-- THE TASK --
Copy out each line exactly; pictures stay out of the copy.

Data extracted from a collection:
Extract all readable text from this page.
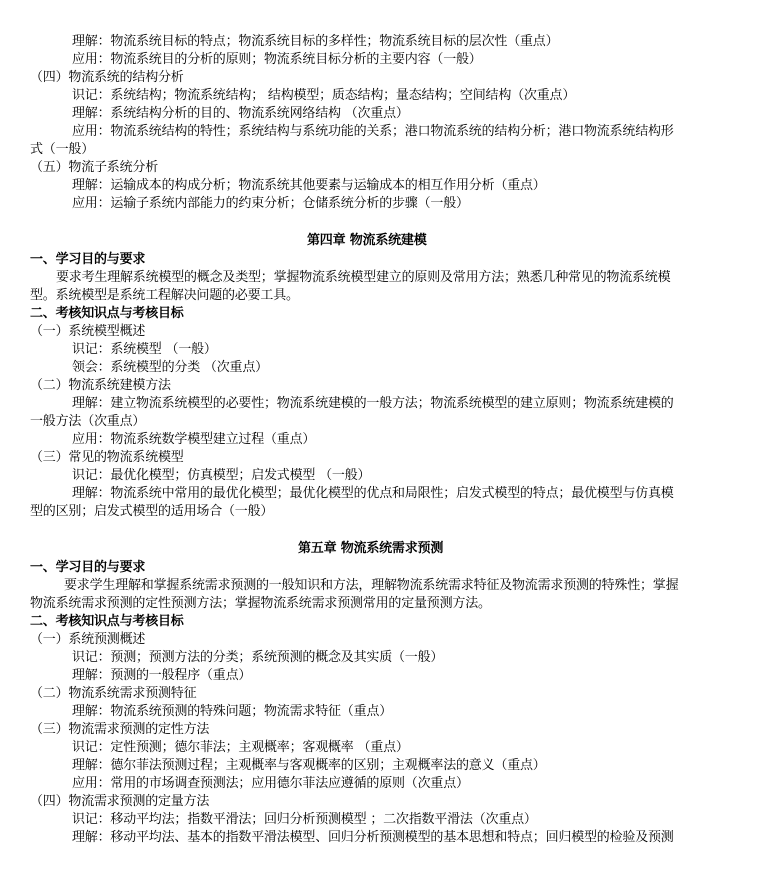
理解：物流系统目标的特点；物流系统目标的多样性；物流系统目标的层次性（重点）
应用：物流系统目的分析的原则；物流系统目标分析的主要内容（一般）
（四）物流系统的结构分析
识记：系统结构；物流系统结构； 结构模型；质态结构；量态结构；空间结构（次重点）
理解：系统结构分析的目的、物流系统网络结构 （次重点）
应用：物流系统结构的特性；系统结构与系统功能的关系；港口物流系统的结构分析；港口物流系统结构形
式（一般）
（五）物流子系统分析
理解：运输成本的构成分析；物流系统其他要素与运输成本的相互作用分析（重点）
应用：运输子系统内部能力的约束分析；仓储系统分析的步骤（一般）
第四章 物流系统建模
一、学习目的与要求
要求考生理解系统模型的概念及类型；掌握物流系统模型建立的原则及常用方法；熟悉几种常见的物流系统模
型。系统模型是系统工程解决问题的必要工具。
二、考核知识点与考核目标
（一）系统模型概述
识记：系统模型 （一般）
领会：系统模型的分类 （次重点）
（二）物流系统建模方法
理解：建立物流系统模型的必要性；物流系统建模的一般方法；物流系统模型的建立原则；物流系统建模的
一般方法（次重点）
应用：物流系统数学模型建立过程（重点）
（三）常见的物流系统模型
识记：最优化模型；仿真模型；启发式模型 （一般）
理解：物流系统中常用的最优化模型；最优化模型的优点和局限性；启发式模型的特点；最优模型与仿真模
型的区别；启发式模型的适用场合（一般）
第五章 物流系统需求预测
一、学习目的与要求
要求学生理解和掌握系统需求预测的一般知识和方法，理解物流系统需求特征及物流需求预测的特殊性；掌握
物流系统需求预测的定性预测方法；掌握物流系统需求预测常用的定量预测方法。
二、考核知识点与考核目标
（一）系统预测概述
识记：预测；预测方法的分类；系统预测的概念及其实质（一般）
理解：预测的一般程序（重点）
（二）物流系统需求预测特征
理解：物流系统预测的特殊问题；物流需求特征（重点）
（三）物流需求预测的定性方法
识记：定性预测；德尔菲法；主观概率；客观概率 （重点）
理解：德尔菲法预测过程；主观概率与客观概率的区别；主观概率法的意义（重点）
应用：常用的市场调查预测法；应用德尔菲法应遵循的原则（次重点）
（四）物流需求预测的定量方法
识记：移动平均法；指数平滑法；回归分析预测模型 ；二次指数平滑法（次重点）
理解：移动平均法、基本的指数平滑法模型、回归分析预测模型的基本思想和特点；回归模型的检验及预测
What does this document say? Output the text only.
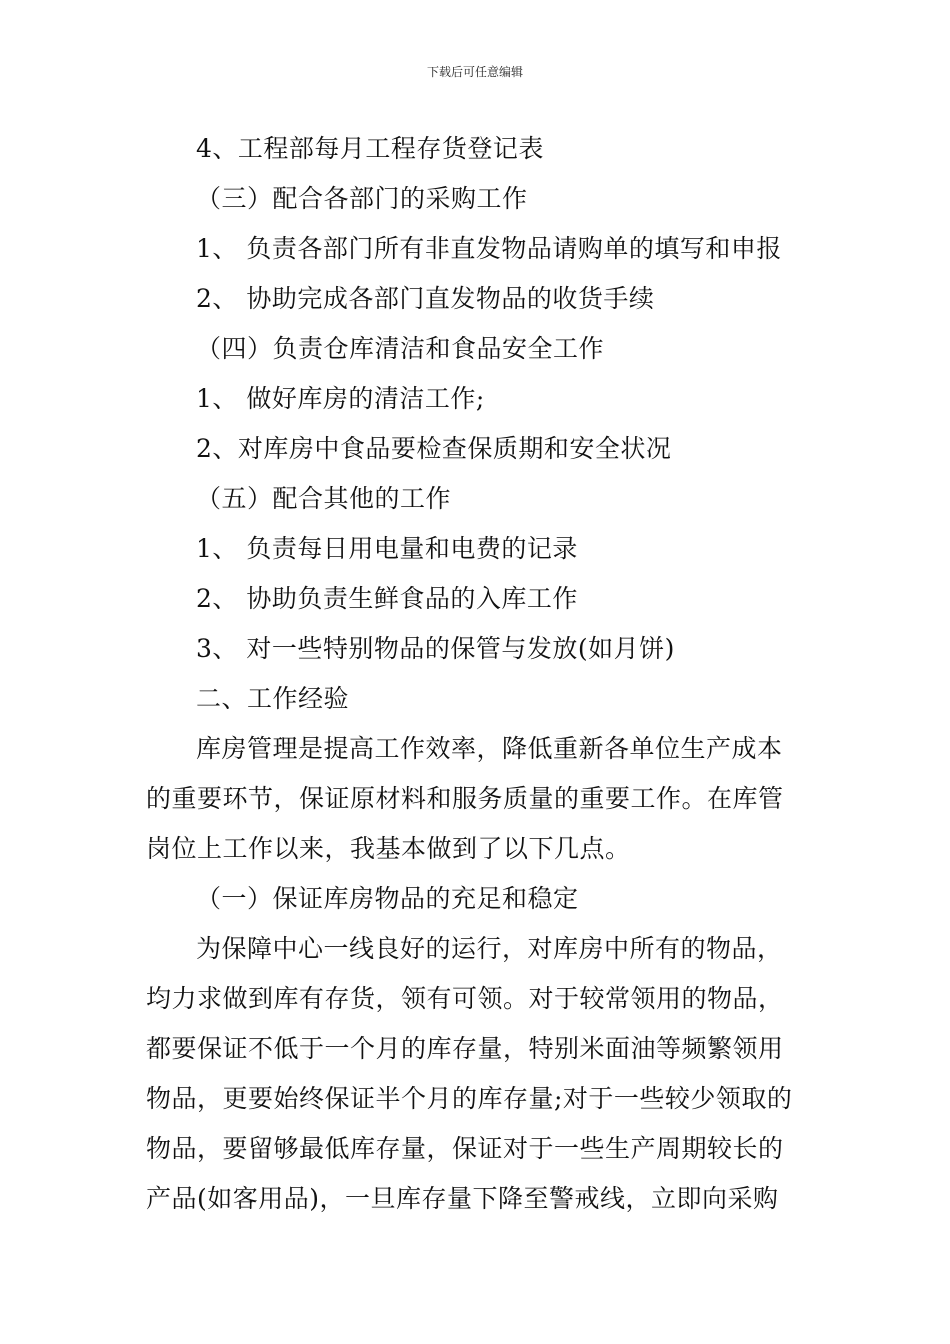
下载后可任意编辑
4、工程部每月工程存货登记表
（三）配合各部门的采购工作
1、 负责各部门所有非直发物品请购单的填写和申报
2、 协助完成各部门直发物品的收货手续
（四）负责仓库清洁和食品安全工作
1、 做好库房的清洁工作;
2、对库房中食品要检查保质期和安全状况
（五）配合其他的工作
1、 负责每日用电量和电费的记录
2、 协助负责生鲜食品的入库工作
3、 对一些特别物品的保管与发放(如月饼)
二、工作经验
库房管理是提高工作效率，降低重新各单位生产成本
的重要环节，保证原材料和服务质量的重要工作。在库管
岗位上工作以来，我基本做到了以下几点。
（一）保证库房物品的充足和稳定
为保障中心一线良好的运行，对库房中所有的物品，
均力求做到库有存货，领有可领。对于较常领用的物品，
都要保证不低于一个月的库存量，特别米面油等频繁领用
物品，更要始终保证半个月的库存量;对于一些较少领取的
物品，要留够最低库存量，保证对于一些生产周期较长的
产品(如客用品)，一旦库存量下降至警戒线，立即向采购
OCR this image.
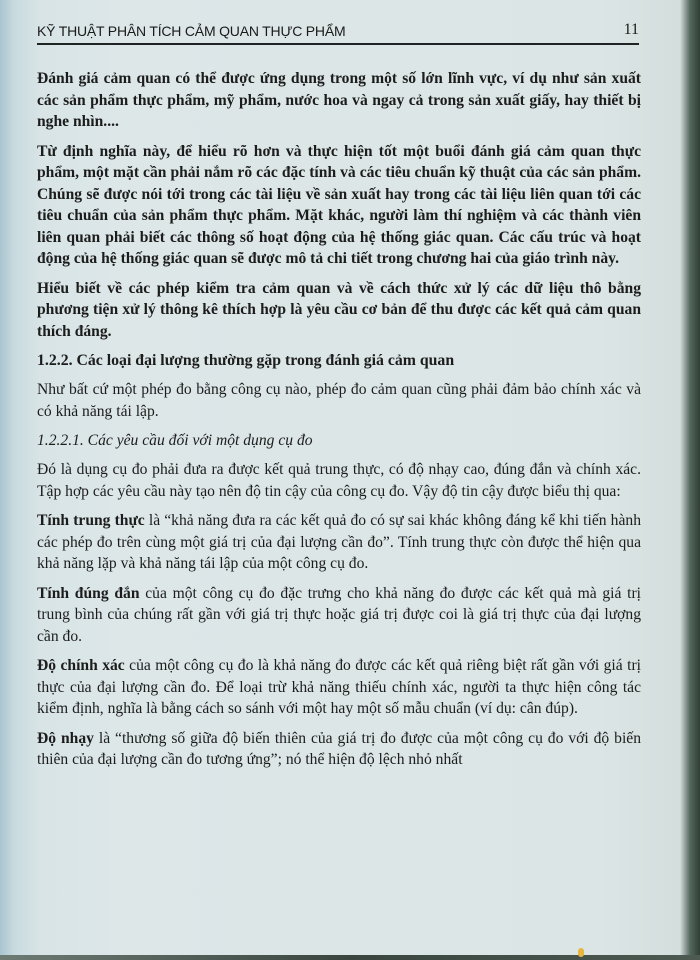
KỸ THUẬT PHÂN TÍCH CẢM QUAN THỰC PHẨM	11

Đánh giá cảm quan có thể được ứng dụng trong một số lớn lĩnh vực, ví dụ như sản xuất các sản phẩm thực phẩm, mỹ phẩm, nước hoa và ngay cả trong sản xuất giấy, hay thiết bị nghe nhìn....

Từ định nghĩa này, để hiểu rõ hơn và thực hiện tốt một buổi đánh giá cảm quan thực phẩm, một mặt cần phải nắm rõ các đặc tính và các tiêu chuẩn kỹ thuật của các sản phẩm. Chúng sẽ được nói tới trong các tài liệu về sản xuất hay trong các tài liệu liên quan tới các tiêu chuẩn của sản phẩm thực phẩm. Mặt khác, người làm thí nghiệm và các thành viên liên quan phải biết các thông số hoạt động của hệ thống giác quan. Các cấu trúc và hoạt động của hệ thống giác quan sẽ được mô tả chi tiết trong chương hai của giáo trình này.

Hiểu biết về các phép kiểm tra cảm quan và về cách thức xử lý các dữ liệu thô bằng phương tiện xử lý thông kê thích hợp là yêu cầu cơ bản để thu được các kết quả cảm quan thích đáng.

1.2.2. Các loại đại lượng thường gặp trong đánh giá cảm quan

Như bất cứ một phép đo bằng công cụ nào, phép đo cảm quan cũng phải đảm bảo chính xác và có khả năng tái lập.

1.2.2.1. Các yêu cầu đối với một dụng cụ đo

Đó là dụng cụ đo phải đưa ra được kết quả trung thực, có độ nhạy cao, đúng đắn và chính xác. Tập hợp các yêu cầu này tạo nên độ tin cậy của công cụ đo. Vậy độ tin cậy được biểu thị qua:

Tính trung thực là “khả năng đưa ra các kết quả đo có sự sai khác không đáng kể khi tiến hành các phép đo trên cùng một giá trị của đại lượng cần đo”. Tính trung thực còn được thể hiện qua khả năng lặp và khả năng tái lập của một công cụ đo.

Tính đúng đắn của một công cụ đo đặc trưng cho khả năng đo được các kết quả mà giá trị trung bình của chúng rất gần với giá trị thực hoặc giá trị được coi là giá trị thực của đại lượng cần đo.

Độ chính xác của một công cụ đo là khả năng đo được các kết quả riêng biệt rất gần với giá trị thực của đại lượng cần đo. Để loại trừ khả năng thiếu chính xác, người ta thực hiện công tác kiểm định, nghĩa là bằng cách so sánh với một hay một số mẫu chuẩn (ví dụ: cân đúp).

Độ nhạy là “thương số giữa độ biến thiên của giá trị đo được của một công cụ đo với độ biến thiên của đại lượng cần đo tương ứng”; nó thể hiện độ lệch nhỏ nhất
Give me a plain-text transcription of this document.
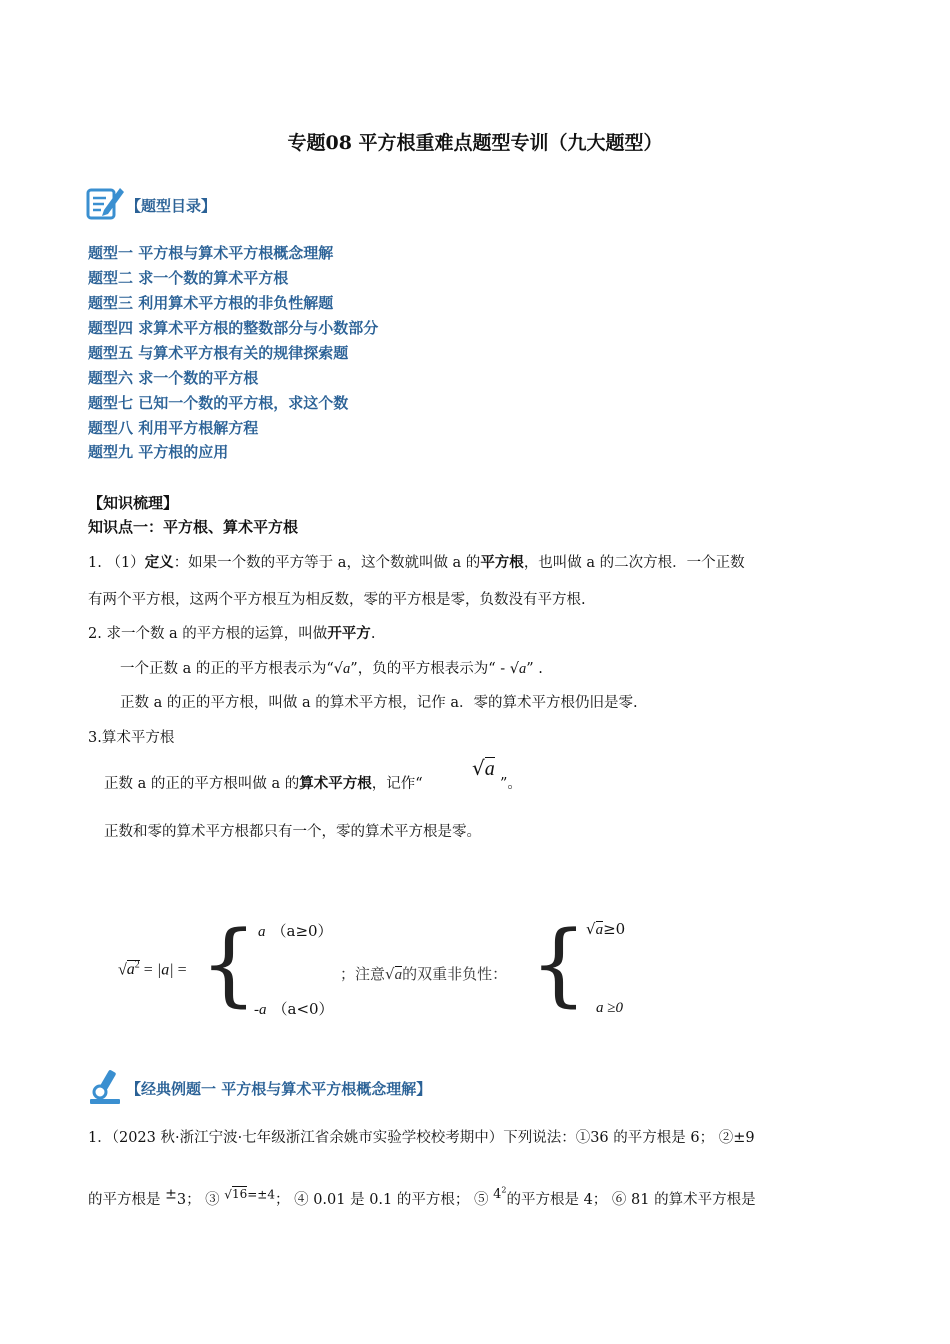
专题08 平方根重难点题型专训（九大题型）
【题型目录】
题型一 平方根与算术平方根概念理解
题型二 求一个数的算术平方根
题型三 利用算术平方根的非负性解题
题型四 求算术平方根的整数部分与小数部分
题型五 与算术平方根有关的规律探索题
题型六 求一个数的平方根
题型七 已知一个数的平方根，求这个数
题型八 利用平方根解方程
题型九 平方根的应用
【知识梳理】
知识点一：平方根、算术平方根
1. （1）定义：如果一个数的平方等于 a，这个数就叫做 a 的平方根，也叫做 a 的二次方根．一个正数
有两个平方根，这两个平方根互为相反数，零的平方根是零，负数没有平方根.
2. 求一个数 a 的平方根的运算，叫做开平方.
一个正数 a 的正的平方根表示为“√a”，负的平方根表示为“ - √a” .
正数 a 的正的平方根，叫做 a 的算术平方根，记作 a．零的算术平方根仍旧是零.
3.算术平方根
正数 a 的正的平方根叫做 a 的算术平方根，记作“
√a
”。
正数和零的算术平方根都只有一个，零的算术平方根是零。
$√a^2 = |a|$ = { a （a≥0）
-a （a<0）
；注意√a的双重非负性： {
√a≥0
a ≥0
【经典例题一 平方根与算术平方根概念理解】
1．（2023 秋·浙江宁波·七年级浙江省余姚市实验学校校考期中）下列说法：①36 的平方根是 6； ②±9
的平方根是 ±3； ③ $^{√16=\pm 4}$； ④ 0.01 是 0.1 的平方根； ⑤ $^{4^2}$的平方根是 4； ⑥ 81 的算术平方根是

-- RESPONSE --
Extract all readable text from this page.
理解：物流系统目标的特点；物流系统目标的多样性；物流系统目标的层次性（重点）
应用：物流系统目的分析的原则；物流系统目标分析的主要内容（一般）
（四）物流系统的结构分析
识记：系统结构；物流系统结构； 结构模型；质态结构；量态结构；空间结构（次重点）
理解：系统结构分析的目的、物流系统网络结构 （次重点）
应用：物流系统结构的特性；系统结构与系统功能的关系；港口物流系统的结构分析；港口物流系统结构形
式（一般）
（五）物流子系统分析
理解：运输成本的构成分析；物流系统其他要素与运输成本的相互作用分析（重点）
应用：运输子系统内部能力的约束分析；仓储系统分析的步骤（一般）
第四章 物流系统建模
一、学习目的与要求
要求考生理解系统模型的概念及类型；掌握物流系统模型建立的原则及常用方法；熟悉几种常见的物流系统模
型。系统模型是系统工程解决问题的必要工具。
二、考核知识点与考核目标
（一）系统模型概述
识记：系统模型 （一般）
领会：系统模型的分类 （次重点）
（二）物流系统建模方法
理解：建立物流系统模型的必要性；物流系统建模的一般方法；物流系统模型的建立原则；物流系统建模的
一般方法（次重点）
应用：物流系统数学模型建立过程（重点）
（三）常见的物流系统模型
识记：最优化模型；仿真模型；启发式模型 （一般）
理解：物流系统中常用的最优化模型；最优化模型的优点和局限性；启发式模型的特点；最优模型与仿真模
型的区别；启发式模型的适用场合（一般）
第五章 物流系统需求预测
一、学习目的与要求
要求学生理解和掌握系统需求预测的一般知识和方法，理解物流系统需求特征及物流需求预测的特殊性；掌握
物流系统需求预测的定性预测方法；掌握物流系统需求预测常用的定量预测方法。
二、考核知识点与考核目标
（一）系统预测概述
识记：预测；预测方法的分类；系统预测的概念及其实质（一般）
理解：预测的一般程序（重点）
（二）物流系统需求预测特征
理解：物流系统预测的特殊问题；物流需求特征（重点）
（三）物流需求预测的定性方法
识记：定性预测；德尔菲法；主观概率；客观概率 （重点）
理解：德尔菲法预测过程；主观概率与客观概率的区别；主观概率法的意义（重点）
应用：常用的市场调查预测法；应用德尔菲法应遵循的原则（次重点）
（四）物流需求预测的定量方法
识记：移动平均法；指数平滑法；回归分析预测模型 ；二次指数平滑法（次重点）
理解：移动平均法、基本的指数平滑法模型、回归分析预测模型的基本思想和特点；回归模型的检验及预测
What does this document say? Output the text only.
下载后可任意编辑
4、工程部每月工程存货登记表
（三）配合各部门的采购工作
1、 负责各部门所有非直发物品请购单的填写和申报
2、 协助完成各部门直发物品的收货手续
（四）负责仓库清洁和食品安全工作
1、 做好库房的清洁工作;
2、对库房中食品要检查保质期和安全状况
（五）配合其他的工作
1、 负责每日用电量和电费的记录
2、 协助负责生鲜食品的入库工作
3、 对一些特别物品的保管与发放(如月饼)
二、工作经验
库房管理是提高工作效率，降低重新各单位生产成本
的重要环节，保证原材料和服务质量的重要工作。在库管
岗位上工作以来，我基本做到了以下几点。
（一）保证库房物品的充足和稳定
为保障中心一线良好的运行，对库房中所有的物品，
均力求做到库有存货，领有可领。对于较常领用的物品，
都要保证不低于一个月的库存量，特别米面油等频繁领用
物品，更要始终保证半个月的库存量;对于一些较少领取的
物品，要留够最低库存量，保证对于一些生产周期较长的
产品(如客用品)，一旦库存量下降至警戒线，立即向采购
OCR this image.
KỸ THUẬT PHÂN TÍCH CẢM QUAN THỰC PHẨM	11

Đánh giá cảm quan có thể được ứng dụng trong một số lớn lĩnh vực, ví dụ như sản xuất các sản phẩm thực phẩm, mỹ phẩm, nước hoa và ngay cả trong sản xuất giấy, hay thiết bị nghe nhìn....

Từ định nghĩa này, để hiểu rõ hơn và thực hiện tốt một buổi đánh giá cảm quan thực phẩm, một mặt cần phải nắm rõ các đặc tính và các tiêu chuẩn kỹ thuật của các sản phẩm. Chúng sẽ được nói tới trong các tài liệu về sản xuất hay trong các tài liệu liên quan tới các tiêu chuẩn của sản phẩm thực phẩm. Mặt khác, người làm thí nghiệm và các thành viên liên quan phải biết các thông số hoạt động của hệ thống giác quan. Các cấu trúc và hoạt động của hệ thống giác quan sẽ được mô tả chi tiết trong chương hai của giáo trình này.

Hiểu biết về các phép kiểm tra cảm quan và về cách thức xử lý các dữ liệu thô bằng phương tiện xử lý thông kê thích hợp là yêu cầu cơ bản để thu được các kết quả cảm quan thích đáng.

1.2.2. Các loại đại lượng thường gặp trong đánh giá cảm quan

Như bất cứ một phép đo bằng công cụ nào, phép đo cảm quan cũng phải đảm bảo chính xác và có khả năng tái lập.

1.2.2.1. Các yêu cầu đối với một dụng cụ đo

Đó là dụng cụ đo phải đưa ra được kết quả trung thực, có độ nhạy cao, đúng đắn và chính xác. Tập hợp các yêu cầu này tạo nên độ tin cậy của công cụ đo. Vậy độ tin cậy được biểu thị qua:

Tính trung thực là “khả năng đưa ra các kết quả đo có sự sai khác không đáng kể khi tiến hành các phép đo trên cùng một giá trị của đại lượng cần đo”. Tính trung thực còn được thể hiện qua khả năng lặp và khả năng tái lập của một công cụ đo.

Tính đúng đắn của một công cụ đo đặc trưng cho khả năng đo được các kết quả mà giá trị trung bình của chúng rất gần với giá trị thực hoặc giá trị được coi là giá trị thực của đại lượng cần đo.

Độ chính xác của một công cụ đo là khả năng đo được các kết quả riêng biệt rất gần với giá trị thực của đại lượng cần đo. Để loại trừ khả năng thiếu chính xác, người ta thực hiện công tác kiểm định, nghĩa là bằng cách so sánh với một hay một số mẫu chuẩn (ví dụ: cân đúp).

Độ nhạy là “thương số giữa độ biến thiên của giá trị đo được của một công cụ đo với độ biến thiên của đại lượng cần đo tương ứng”; nó thể hiện độ lệch nhỏ nhất
Give me a plain-text transcription of this document.
专题08 平方根重难点题型专训（九大题型）
【题型目录】
题型一 平方根与算术平方根概念理解
题型二 求一个数的算术平方根
题型三 利用算术平方根的非负性解题
题型四 求算术平方根的整数部分与小数部分
题型五 与算术平方根有关的规律探索题
题型六 求一个数的平方根
题型七 已知一个数的平方根，求这个数
题型八 利用平方根解方程
题型九 平方根的应用
【知识梳理】
知识点一：平方根、算术平方根
1. （1）定义：如果一个数的平方等于 a，这个数就叫做 a 的平方根，也叫做 a 的二次方根．一个正数
有两个平方根，这两个平方根互为相反数，零的平方根是零，负数没有平方根.
2. 求一个数 a 的平方根的运算，叫做开平方.
一个正数 a 的正的平方根表示为“√a”，负的平方根表示为“ - √a” .
正数 a 的正的平方根，叫做 a 的算术平方根，记作 a．零的算术平方根仍旧是零.
3.算术平方根
正数 a 的正的平方根叫做 a 的算术平方根，记作“
√a
”。
正数和零的算术平方根都只有一个，零的算术平方根是零。
$√a^2 = |a|$ = { a （a≥0）
-a （a<0）
；注意√a的双重非负性： {
√a≥0
a ≥0
【经典例题一 平方根与算术平方根概念理解】
1．（2023 秋·浙江宁波·七年级浙江省余姚市实验学校校考期中）下列说法：①36 的平方根是 6； ②±9
的平方根是 ±3； ③ $^{√16=\pm 4}$； ④ 0.01 是 0.1 的平方根； ⑤ $^{4^2}$的平方根是 4； ⑥ 81 的算术平方根是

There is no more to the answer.